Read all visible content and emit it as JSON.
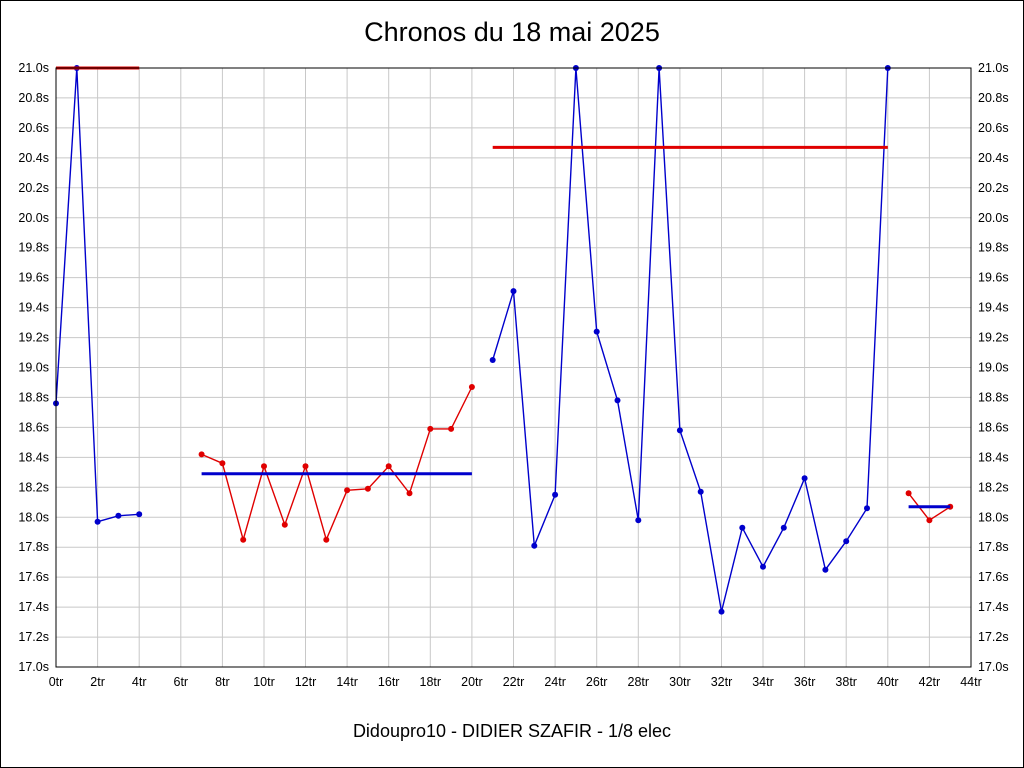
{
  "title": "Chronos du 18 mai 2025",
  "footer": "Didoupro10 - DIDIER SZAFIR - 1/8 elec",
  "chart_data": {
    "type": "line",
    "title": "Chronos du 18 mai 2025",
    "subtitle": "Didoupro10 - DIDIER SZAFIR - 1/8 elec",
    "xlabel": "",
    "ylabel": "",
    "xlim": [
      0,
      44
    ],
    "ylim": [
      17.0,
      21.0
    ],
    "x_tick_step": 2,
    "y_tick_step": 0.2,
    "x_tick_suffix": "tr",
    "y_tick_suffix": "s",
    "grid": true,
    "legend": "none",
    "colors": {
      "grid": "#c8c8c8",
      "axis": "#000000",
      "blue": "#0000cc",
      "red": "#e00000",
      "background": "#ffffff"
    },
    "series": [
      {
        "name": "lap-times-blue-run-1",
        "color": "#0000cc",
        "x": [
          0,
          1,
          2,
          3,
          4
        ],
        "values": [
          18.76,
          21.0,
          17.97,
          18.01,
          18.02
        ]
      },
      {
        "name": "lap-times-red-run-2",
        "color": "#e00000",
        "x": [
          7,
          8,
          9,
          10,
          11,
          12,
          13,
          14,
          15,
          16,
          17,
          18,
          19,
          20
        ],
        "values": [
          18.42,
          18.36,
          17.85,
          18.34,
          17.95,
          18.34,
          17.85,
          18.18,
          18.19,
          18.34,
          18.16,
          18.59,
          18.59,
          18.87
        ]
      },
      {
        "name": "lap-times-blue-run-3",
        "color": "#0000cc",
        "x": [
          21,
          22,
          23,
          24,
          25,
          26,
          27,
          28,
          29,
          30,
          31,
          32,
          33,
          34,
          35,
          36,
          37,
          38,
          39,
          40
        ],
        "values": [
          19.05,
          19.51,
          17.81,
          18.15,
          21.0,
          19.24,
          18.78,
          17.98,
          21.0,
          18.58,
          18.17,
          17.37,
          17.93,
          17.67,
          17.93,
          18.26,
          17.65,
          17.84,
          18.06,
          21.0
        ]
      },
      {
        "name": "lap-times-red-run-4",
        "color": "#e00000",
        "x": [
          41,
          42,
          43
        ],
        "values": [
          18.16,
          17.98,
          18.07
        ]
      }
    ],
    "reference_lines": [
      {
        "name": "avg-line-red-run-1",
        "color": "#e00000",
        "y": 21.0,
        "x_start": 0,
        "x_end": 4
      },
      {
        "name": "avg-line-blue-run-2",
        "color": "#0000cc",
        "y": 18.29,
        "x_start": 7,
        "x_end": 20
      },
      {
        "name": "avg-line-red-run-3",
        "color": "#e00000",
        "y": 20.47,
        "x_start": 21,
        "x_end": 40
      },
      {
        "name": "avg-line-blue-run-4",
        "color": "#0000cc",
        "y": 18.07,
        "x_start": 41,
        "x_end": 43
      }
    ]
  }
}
...
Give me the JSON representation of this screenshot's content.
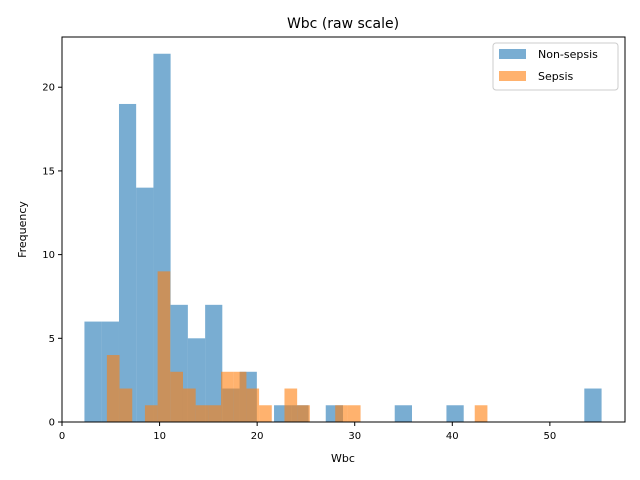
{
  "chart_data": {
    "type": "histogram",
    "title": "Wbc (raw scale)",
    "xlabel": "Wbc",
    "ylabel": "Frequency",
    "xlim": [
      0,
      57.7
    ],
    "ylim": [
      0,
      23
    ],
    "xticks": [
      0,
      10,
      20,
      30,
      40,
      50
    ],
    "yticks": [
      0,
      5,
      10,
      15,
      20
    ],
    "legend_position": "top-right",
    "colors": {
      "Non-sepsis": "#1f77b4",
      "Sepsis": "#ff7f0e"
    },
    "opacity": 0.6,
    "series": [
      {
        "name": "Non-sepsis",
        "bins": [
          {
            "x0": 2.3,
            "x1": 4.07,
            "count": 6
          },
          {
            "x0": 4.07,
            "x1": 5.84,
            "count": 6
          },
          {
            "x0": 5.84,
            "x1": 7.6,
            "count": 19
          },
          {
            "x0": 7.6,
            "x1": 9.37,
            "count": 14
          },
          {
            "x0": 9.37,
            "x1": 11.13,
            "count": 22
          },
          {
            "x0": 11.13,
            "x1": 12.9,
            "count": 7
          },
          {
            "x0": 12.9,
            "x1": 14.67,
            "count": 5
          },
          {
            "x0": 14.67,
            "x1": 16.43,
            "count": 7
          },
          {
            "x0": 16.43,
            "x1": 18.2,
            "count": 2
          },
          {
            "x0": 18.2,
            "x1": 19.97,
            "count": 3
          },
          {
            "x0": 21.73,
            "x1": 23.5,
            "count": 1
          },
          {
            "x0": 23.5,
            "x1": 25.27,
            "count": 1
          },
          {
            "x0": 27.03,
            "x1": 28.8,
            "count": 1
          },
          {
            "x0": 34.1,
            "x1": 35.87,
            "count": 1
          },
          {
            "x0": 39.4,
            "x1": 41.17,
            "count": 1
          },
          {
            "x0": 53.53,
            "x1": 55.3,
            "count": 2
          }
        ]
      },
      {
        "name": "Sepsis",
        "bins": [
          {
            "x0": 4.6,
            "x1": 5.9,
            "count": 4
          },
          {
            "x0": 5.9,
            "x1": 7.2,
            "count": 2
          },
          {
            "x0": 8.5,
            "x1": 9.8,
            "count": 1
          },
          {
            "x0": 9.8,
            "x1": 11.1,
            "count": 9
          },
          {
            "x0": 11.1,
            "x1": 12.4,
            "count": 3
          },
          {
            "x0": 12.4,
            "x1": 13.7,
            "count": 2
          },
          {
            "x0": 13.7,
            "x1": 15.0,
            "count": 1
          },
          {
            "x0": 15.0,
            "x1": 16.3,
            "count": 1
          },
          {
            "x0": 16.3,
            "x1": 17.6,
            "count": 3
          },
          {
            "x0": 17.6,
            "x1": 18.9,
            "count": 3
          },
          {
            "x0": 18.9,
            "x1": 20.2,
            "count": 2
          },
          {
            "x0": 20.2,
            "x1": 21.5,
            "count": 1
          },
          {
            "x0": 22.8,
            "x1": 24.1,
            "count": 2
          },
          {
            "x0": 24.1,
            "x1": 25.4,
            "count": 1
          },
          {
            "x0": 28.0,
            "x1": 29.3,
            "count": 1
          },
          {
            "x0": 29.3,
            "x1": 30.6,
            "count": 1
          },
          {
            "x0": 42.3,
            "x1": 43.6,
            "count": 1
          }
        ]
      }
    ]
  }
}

- _What is being asked_
Which lines contain "content"? Copy each of them out.

- _Task output_
Read all visible content and emit it as JSON.
Give me the JSON representation of this screenshot's content.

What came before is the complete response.